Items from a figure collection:

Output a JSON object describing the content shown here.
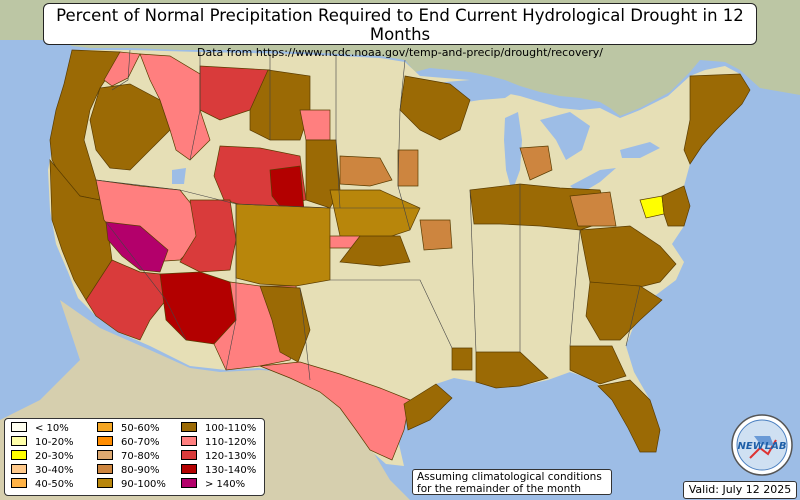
{
  "title": "Percent of Normal Precipitation Required to End Current Hydrological Drought in 12 Months",
  "subtitle": "Data from https://www.ncdc.noaa.gov/temp-and-precip/drought/recovery/",
  "legend": [
    {
      "label": "< 10%",
      "color": "#fffff0"
    },
    {
      "label": "10-20%",
      "color": "#ffffa8"
    },
    {
      "label": "20-30%",
      "color": "#ffff00"
    },
    {
      "label": "30-40%",
      "color": "#ffc98a"
    },
    {
      "label": "40-50%",
      "color": "#ffb347"
    },
    {
      "label": "50-60%",
      "color": "#f5a623"
    },
    {
      "label": "60-70%",
      "color": "#ff8c00"
    },
    {
      "label": "70-80%",
      "color": "#dca870"
    },
    {
      "label": "80-90%",
      "color": "#cd853f"
    },
    {
      "label": "90-100%",
      "color": "#b8860b"
    },
    {
      "label": "100-110%",
      "color": "#9b6a05"
    },
    {
      "label": "110-120%",
      "color": "#ff7f7f"
    },
    {
      "label": "120-130%",
      "color": "#d93b3b"
    },
    {
      "label": "130-140%",
      "color": "#b30000"
    },
    {
      "label": "> 140%",
      "color": "#b3006b"
    }
  ],
  "note": {
    "line1": "Assuming climatological conditions",
    "line2": "for the remainder of the month"
  },
  "valid": "Valid: July 12 2025",
  "logo": {
    "text": "NEW LAB",
    "text_part1": "NEW",
    "text_part2": "LAB"
  },
  "colors": {
    "water": "#9dbde6",
    "land": "#e6dfb6",
    "canada": "#bcc6a4",
    "mexico": "#d6cfae"
  }
}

> Work to do
Transcribe every entry word for word, but skip the pictures.

> Solution to the exercise
Output a JSON object describing the content shown here.
{
  "title": "Percent of Normal Precipitation Required to End Current Hydrological Drought in 12 Months",
  "subtitle": "Data from https://www.ncdc.noaa.gov/temp-and-precip/drought/recovery/",
  "legend": [
    {
      "label": "< 10%",
      "color": "#fffff0"
    },
    {
      "label": "10-20%",
      "color": "#ffffa8"
    },
    {
      "label": "20-30%",
      "color": "#ffff00"
    },
    {
      "label": "30-40%",
      "color": "#ffc98a"
    },
    {
      "label": "40-50%",
      "color": "#ffb347"
    },
    {
      "label": "50-60%",
      "color": "#f5a623"
    },
    {
      "label": "60-70%",
      "color": "#ff8c00"
    },
    {
      "label": "70-80%",
      "color": "#dca870"
    },
    {
      "label": "80-90%",
      "color": "#cd853f"
    },
    {
      "label": "90-100%",
      "color": "#b8860b"
    },
    {
      "label": "100-110%",
      "color": "#9b6a05"
    },
    {
      "label": "110-120%",
      "color": "#ff7f7f"
    },
    {
      "label": "120-130%",
      "color": "#d93b3b"
    },
    {
      "label": "130-140%",
      "color": "#b30000"
    },
    {
      "label": "> 140%",
      "color": "#b3006b"
    }
  ],
  "note": {
    "line1": "Assuming climatological conditions",
    "line2": "for the remainder of the month"
  },
  "valid": "Valid: July 12 2025",
  "logo": {
    "text": "NEW LAB",
    "text_part1": "NEW",
    "text_part2": "LAB"
  },
  "colors": {
    "water": "#9dbde6",
    "land": "#e6dfb6",
    "canada": "#bcc6a4",
    "mexico": "#d6cfae"
  }
}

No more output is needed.